- **Chart and figure data**
-------

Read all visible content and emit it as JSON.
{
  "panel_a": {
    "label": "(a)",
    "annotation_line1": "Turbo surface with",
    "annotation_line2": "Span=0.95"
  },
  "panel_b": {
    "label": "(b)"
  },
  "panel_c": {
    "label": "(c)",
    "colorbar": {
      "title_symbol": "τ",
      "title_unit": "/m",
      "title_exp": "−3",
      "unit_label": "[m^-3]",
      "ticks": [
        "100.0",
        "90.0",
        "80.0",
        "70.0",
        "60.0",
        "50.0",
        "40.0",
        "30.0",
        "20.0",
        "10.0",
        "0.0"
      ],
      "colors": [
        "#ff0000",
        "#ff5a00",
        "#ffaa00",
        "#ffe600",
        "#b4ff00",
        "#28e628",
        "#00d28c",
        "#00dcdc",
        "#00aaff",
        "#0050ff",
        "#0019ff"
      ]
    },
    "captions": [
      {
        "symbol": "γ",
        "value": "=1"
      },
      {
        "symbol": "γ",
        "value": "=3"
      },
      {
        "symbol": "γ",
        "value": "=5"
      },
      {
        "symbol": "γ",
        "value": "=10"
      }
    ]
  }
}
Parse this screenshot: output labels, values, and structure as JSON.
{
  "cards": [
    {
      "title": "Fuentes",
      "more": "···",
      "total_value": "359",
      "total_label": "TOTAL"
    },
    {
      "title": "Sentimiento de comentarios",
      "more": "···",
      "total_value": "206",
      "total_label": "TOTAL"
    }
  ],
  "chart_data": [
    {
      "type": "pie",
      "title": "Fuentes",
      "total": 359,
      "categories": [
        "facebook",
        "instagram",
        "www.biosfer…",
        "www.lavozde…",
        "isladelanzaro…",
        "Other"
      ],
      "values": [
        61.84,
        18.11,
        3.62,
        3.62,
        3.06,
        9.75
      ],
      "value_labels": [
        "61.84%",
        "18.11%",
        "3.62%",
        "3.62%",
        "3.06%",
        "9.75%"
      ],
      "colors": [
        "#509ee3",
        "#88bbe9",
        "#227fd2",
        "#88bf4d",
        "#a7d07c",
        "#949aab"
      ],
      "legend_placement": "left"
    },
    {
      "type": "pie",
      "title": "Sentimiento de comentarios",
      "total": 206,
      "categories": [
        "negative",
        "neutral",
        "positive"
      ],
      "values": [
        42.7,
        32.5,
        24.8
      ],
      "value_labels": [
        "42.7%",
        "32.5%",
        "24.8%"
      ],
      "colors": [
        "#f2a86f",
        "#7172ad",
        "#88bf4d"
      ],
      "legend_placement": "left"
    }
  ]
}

-------

- **Short task**
Word for word, quote all of the data above.

- **Written solution**
Read all visible content and emit it as JSON.
{
  "panel_a": {
    "label": "(a)",
    "annotation_line1": "Turbo surface with",
    "annotation_line2": "Span=0.95"
  },
  "panel_b": {
    "label": "(b)"
  },
  "panel_c": {
    "label": "(c)",
    "colorbar": {
      "title_symbol": "τ",
      "title_unit": "/m",
      "title_exp": "−3",
      "unit_label": "[m^-3]",
      "ticks": [
        "100.0",
        "90.0",
        "80.0",
        "70.0",
        "60.0",
        "50.0",
        "40.0",
        "30.0",
        "20.0",
        "10.0",
        "0.0"
      ],
      "colors": [
        "#ff0000",
        "#ff5a00",
        "#ffaa00",
        "#ffe600",
        "#b4ff00",
        "#28e628",
        "#00d28c",
        "#00dcdc",
        "#00aaff",
        "#0050ff",
        "#0019ff"
      ]
    },
    "captions": [
      {
        "symbol": "γ",
        "value": "=1"
      },
      {
        "symbol": "γ",
        "value": "=3"
      },
      {
        "symbol": "γ",
        "value": "=5"
      },
      {
        "symbol": "γ",
        "value": "=10"
      }
    ]
  }
}
Parse this screenshot: output labels, values, and structure as JSON.
{
  "cards": [
    {
      "title": "Fuentes",
      "more": "···",
      "total_value": "359",
      "total_label": "TOTAL"
    },
    {
      "title": "Sentimiento de comentarios",
      "more": "···",
      "total_value": "206",
      "total_label": "TOTAL"
    }
  ],
  "chart_data": [
    {
      "type": "pie",
      "title": "Fuentes",
      "total": 359,
      "categories": [
        "facebook",
        "instagram",
        "www.biosfer…",
        "www.lavozde…",
        "isladelanzaro…",
        "Other"
      ],
      "values": [
        61.84,
        18.11,
        3.62,
        3.62,
        3.06,
        9.75
      ],
      "value_labels": [
        "61.84%",
        "18.11%",
        "3.62%",
        "3.62%",
        "3.06%",
        "9.75%"
      ],
      "colors": [
        "#509ee3",
        "#88bbe9",
        "#227fd2",
        "#88bf4d",
        "#a7d07c",
        "#949aab"
      ],
      "legend_placement": "left"
    },
    {
      "type": "pie",
      "title": "Sentimiento de comentarios",
      "total": 206,
      "categories": [
        "negative",
        "neutral",
        "positive"
      ],
      "values": [
        42.7,
        32.5,
        24.8
      ],
      "value_labels": [
        "42.7%",
        "32.5%",
        "24.8%"
      ],
      "colors": [
        "#f2a86f",
        "#7172ad",
        "#88bf4d"
      ],
      "legend_placement": "left"
    }
  ]
}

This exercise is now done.